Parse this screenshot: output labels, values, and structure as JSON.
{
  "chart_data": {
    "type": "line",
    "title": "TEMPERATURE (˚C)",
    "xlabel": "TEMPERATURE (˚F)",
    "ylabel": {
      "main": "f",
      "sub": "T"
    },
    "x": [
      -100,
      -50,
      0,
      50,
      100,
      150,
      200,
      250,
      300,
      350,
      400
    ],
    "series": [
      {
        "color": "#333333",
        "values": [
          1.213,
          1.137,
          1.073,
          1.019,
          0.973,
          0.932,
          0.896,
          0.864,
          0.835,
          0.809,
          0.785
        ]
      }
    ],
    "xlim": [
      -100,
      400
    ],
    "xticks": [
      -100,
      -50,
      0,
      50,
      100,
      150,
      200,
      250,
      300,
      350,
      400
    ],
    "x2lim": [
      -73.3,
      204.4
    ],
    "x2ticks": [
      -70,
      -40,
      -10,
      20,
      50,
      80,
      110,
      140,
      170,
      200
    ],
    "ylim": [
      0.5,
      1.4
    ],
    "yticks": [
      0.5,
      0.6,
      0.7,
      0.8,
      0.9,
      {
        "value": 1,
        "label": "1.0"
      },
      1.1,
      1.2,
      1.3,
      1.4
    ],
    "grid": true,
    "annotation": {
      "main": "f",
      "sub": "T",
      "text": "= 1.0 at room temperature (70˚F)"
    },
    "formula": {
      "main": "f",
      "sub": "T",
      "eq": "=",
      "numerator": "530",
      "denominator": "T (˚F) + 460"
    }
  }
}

──────────

* **AIM**
Quote every line of the data, word for word.

* **TASK RESPONSE**
Parse this screenshot: output labels, values, and structure as JSON.
{
  "chart_data": {
    "type": "line",
    "title": "TEMPERATURE (˚C)",
    "xlabel": "TEMPERATURE (˚F)",
    "ylabel": {
      "main": "f",
      "sub": "T"
    },
    "x": [
      -100,
      -50,
      0,
      50,
      100,
      150,
      200,
      250,
      300,
      350,
      400
    ],
    "series": [
      {
        "color": "#333333",
        "values": [
          1.213,
          1.137,
          1.073,
          1.019,
          0.973,
          0.932,
          0.896,
          0.864,
          0.835,
          0.809,
          0.785
        ]
      }
    ],
    "xlim": [
      -100,
      400
    ],
    "xticks": [
      -100,
      -50,
      0,
      50,
      100,
      150,
      200,
      250,
      300,
      350,
      400
    ],
    "x2lim": [
      -73.3,
      204.4
    ],
    "x2ticks": [
      -70,
      -40,
      -10,
      20,
      50,
      80,
      110,
      140,
      170,
      200
    ],
    "ylim": [
      0.5,
      1.4
    ],
    "yticks": [
      0.5,
      0.6,
      0.7,
      0.8,
      0.9,
      {
        "value": 1,
        "label": "1.0"
      },
      1.1,
      1.2,
      1.3,
      1.4
    ],
    "grid": true,
    "annotation": {
      "main": "f",
      "sub": "T",
      "text": "= 1.0 at room temperature (70˚F)"
    },
    "formula": {
      "main": "f",
      "sub": "T",
      "eq": "=",
      "numerator": "530",
      "denominator": "T (˚F) + 460"
    }
  }
}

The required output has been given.